Reputation: 371
I would like to read utf-8 test from a .dll string table. something like this
LPWSTR nnW;
LoadStringW(hMod, id, nnW, MAX_PATH);
and after that I would like to convert the LPWSTR nnW
to std::wstring nnWstring
.
I tried in this way:
LPWSTR nnW;
LoadStringW(hMod, id, nnW, MAX_PATH);
const int length = MultiByteToWideChar(CP_UTF8,
0, // no flags required
(LPCSTR)nnW,
-1, // automatically determine length
NULL,
0);
std::wstring nnWstring(length, L'\0');
if (!MultiByteToWideChar(CP_UTF8,
0,
(LPCSTR)nnW,
-1,
&nnWstring[0],
length))
MessageBoxW(NULL, (LPCWSTR)nnWstring.c_str(), L"wstring", MB_OK | MB_ICONERROR);
After that in the MessageBoxW only shows the first letter.
Upvotes: 3
Views: 5777
Reputation: 48019
I would like to read utf-8 test from a .dll string table. something like this
Generally, string tables in Windows are UTF-16. You're trying to put UTF-8 data into one. The UTF-8 data is being treated like "extended" ASCII, so each byte is being expanded to two bytes with zero bytes between them.
You should probably put UTF-16 data in the string table directly.
If you must store UTF-8 data in the resources, you can put it into an RCDATA resource and use the lower-level resource functions to get the data out. Then you'll have to convert from UTF-8 to UTF-16 to store it in a wstring.
Upvotes: 1
Reputation: 283803
No conversion or copying needed.
std::wstring nnWString(MAX_PATH, 0);
nnWString.resize(LoadStringW(hMod, id, &nnWString[0], nnWString.size());
Note: Your original code causes undefined behavior, because it writes using an uninitialized pointer. Surely not what you wanted.

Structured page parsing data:
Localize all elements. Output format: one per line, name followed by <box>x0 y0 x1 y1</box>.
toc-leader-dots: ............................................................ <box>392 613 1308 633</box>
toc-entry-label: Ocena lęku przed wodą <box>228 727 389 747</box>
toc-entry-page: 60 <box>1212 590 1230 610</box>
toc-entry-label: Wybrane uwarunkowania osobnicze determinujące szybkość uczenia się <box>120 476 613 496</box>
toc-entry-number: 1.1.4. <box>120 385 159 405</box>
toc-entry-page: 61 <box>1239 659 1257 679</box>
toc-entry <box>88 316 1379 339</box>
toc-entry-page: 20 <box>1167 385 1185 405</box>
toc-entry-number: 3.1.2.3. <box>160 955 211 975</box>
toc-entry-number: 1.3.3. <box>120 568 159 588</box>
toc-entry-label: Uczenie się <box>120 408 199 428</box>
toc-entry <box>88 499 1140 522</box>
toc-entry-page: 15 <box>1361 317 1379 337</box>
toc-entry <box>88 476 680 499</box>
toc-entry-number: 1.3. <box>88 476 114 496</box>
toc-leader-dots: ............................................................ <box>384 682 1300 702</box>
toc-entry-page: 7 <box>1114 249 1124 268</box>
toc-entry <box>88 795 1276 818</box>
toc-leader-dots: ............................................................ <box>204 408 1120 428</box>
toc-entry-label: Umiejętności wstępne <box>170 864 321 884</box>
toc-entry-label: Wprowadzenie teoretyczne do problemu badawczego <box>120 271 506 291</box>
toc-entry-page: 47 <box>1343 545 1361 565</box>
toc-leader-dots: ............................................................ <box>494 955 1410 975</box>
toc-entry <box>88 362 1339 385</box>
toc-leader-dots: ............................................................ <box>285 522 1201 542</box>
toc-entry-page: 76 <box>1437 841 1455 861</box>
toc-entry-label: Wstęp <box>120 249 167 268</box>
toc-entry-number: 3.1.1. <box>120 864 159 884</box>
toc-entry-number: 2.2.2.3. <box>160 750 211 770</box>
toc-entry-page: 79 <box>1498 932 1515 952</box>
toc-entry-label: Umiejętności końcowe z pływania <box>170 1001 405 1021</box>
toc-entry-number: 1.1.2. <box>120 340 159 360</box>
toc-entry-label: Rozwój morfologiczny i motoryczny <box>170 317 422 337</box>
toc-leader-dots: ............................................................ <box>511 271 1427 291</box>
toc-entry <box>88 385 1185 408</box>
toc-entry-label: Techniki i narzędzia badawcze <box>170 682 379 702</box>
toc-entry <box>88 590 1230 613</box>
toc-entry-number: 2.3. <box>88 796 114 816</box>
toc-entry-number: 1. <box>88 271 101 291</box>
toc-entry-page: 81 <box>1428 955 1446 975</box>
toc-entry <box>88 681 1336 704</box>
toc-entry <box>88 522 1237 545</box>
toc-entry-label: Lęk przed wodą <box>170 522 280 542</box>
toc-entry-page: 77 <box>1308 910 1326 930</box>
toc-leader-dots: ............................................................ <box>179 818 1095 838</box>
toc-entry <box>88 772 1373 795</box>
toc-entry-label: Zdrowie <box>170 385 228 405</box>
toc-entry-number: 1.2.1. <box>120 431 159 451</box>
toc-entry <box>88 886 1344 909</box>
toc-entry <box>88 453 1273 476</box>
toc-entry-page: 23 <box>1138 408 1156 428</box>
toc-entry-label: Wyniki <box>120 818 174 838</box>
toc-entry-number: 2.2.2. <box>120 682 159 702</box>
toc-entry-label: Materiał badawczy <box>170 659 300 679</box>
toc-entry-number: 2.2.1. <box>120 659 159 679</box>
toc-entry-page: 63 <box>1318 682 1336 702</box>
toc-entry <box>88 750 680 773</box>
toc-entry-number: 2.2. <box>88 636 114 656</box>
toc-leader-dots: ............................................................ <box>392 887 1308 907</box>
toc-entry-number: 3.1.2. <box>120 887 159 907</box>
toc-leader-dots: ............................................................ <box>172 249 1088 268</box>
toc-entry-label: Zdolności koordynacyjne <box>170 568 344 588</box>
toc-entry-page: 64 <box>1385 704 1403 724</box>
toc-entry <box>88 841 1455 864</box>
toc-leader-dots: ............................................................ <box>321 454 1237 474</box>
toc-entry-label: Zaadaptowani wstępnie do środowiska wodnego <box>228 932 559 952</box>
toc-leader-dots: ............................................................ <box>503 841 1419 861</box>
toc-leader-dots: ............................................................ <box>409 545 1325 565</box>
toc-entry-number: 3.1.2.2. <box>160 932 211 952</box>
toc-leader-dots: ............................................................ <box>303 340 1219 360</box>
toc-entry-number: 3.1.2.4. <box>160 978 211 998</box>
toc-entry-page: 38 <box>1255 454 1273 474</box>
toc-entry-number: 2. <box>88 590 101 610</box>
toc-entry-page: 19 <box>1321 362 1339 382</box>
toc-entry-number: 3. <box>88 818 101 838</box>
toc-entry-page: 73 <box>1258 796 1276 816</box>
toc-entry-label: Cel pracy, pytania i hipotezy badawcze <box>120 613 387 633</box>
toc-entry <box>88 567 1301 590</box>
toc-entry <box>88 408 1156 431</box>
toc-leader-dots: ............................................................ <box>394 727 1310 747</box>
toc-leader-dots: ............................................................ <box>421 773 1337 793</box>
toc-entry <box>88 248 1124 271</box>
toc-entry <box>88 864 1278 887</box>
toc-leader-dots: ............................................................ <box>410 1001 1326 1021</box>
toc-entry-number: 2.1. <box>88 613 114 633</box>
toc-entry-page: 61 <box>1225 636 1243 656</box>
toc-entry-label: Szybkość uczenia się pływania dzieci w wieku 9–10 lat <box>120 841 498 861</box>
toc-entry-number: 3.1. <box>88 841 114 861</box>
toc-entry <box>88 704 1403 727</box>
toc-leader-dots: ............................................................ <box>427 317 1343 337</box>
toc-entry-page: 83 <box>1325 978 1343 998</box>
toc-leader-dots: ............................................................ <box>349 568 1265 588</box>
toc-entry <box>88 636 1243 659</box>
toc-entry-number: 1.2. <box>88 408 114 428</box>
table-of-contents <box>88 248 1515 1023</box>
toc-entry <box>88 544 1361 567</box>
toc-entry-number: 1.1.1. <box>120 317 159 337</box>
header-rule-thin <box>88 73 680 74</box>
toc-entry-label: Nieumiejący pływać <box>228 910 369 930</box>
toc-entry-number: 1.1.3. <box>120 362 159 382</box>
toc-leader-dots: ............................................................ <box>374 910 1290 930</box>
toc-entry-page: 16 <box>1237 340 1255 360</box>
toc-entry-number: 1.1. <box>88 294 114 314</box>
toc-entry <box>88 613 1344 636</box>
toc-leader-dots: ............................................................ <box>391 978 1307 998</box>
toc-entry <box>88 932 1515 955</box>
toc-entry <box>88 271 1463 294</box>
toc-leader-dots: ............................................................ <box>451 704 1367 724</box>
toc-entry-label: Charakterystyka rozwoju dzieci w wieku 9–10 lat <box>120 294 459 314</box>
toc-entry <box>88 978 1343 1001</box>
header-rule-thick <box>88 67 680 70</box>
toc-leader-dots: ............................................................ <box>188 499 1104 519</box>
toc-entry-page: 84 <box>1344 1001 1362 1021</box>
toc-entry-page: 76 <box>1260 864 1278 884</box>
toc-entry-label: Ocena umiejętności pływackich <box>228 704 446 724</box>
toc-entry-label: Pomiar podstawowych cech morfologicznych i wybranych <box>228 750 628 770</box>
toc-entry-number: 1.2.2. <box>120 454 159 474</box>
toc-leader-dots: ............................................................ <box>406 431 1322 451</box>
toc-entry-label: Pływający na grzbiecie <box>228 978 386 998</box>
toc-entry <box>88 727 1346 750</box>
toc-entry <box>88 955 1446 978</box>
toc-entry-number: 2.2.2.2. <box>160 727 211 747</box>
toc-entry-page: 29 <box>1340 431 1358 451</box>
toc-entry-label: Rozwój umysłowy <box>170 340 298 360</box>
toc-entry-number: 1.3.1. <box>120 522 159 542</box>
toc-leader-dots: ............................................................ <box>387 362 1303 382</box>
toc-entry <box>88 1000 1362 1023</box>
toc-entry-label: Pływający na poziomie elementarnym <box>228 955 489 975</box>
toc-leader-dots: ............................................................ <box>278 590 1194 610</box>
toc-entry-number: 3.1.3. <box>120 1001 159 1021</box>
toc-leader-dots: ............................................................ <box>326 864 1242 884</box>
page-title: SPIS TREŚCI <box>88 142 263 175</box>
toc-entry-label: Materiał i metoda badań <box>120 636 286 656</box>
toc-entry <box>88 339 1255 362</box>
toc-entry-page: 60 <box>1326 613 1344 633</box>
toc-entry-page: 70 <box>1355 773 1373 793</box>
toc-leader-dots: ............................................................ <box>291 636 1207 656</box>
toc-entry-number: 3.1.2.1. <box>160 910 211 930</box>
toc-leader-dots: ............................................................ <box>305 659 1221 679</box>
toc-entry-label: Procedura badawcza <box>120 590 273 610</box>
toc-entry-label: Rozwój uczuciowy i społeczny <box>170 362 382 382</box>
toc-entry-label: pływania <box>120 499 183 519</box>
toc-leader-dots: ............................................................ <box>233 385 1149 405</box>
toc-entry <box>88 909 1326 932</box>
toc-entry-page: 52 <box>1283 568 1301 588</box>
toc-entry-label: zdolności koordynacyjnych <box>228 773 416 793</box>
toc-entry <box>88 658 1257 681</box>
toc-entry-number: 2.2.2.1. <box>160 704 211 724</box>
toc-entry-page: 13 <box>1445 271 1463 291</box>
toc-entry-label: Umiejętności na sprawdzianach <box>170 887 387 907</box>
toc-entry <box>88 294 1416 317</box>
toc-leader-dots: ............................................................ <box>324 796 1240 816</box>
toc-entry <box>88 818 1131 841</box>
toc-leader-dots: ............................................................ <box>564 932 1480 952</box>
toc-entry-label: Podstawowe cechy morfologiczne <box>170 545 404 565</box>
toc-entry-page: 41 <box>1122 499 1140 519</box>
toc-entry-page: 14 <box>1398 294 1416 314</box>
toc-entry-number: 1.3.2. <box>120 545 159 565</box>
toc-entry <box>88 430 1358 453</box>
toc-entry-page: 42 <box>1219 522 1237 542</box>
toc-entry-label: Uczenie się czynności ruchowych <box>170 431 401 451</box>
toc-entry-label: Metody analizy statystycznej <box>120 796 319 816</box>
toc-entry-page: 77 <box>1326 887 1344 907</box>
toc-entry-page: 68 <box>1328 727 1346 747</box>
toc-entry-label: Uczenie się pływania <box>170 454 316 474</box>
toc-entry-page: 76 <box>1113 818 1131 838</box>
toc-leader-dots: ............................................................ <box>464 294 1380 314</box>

ACTIONS TO TAKE -
1/ Repeat the string-table discussion word for word from "If you must" to "or copying needed.".
2/ Name every Windows API function that the code in the string-table discussion calls.

EXPECTED RESULTS -
1/
If you must store UTF-8 data in the resources, you can put it into an RCDATA resource and use the lower-level resource functions to get the data out. Then you'll have to convert from UTF-8 to UTF-16 to store it in a wstring.
Upvotes: 1
Reputation: 283803
No conversion or copying needed.

2/
LoadStringW
MultiByteToWideChar
MessageBoxW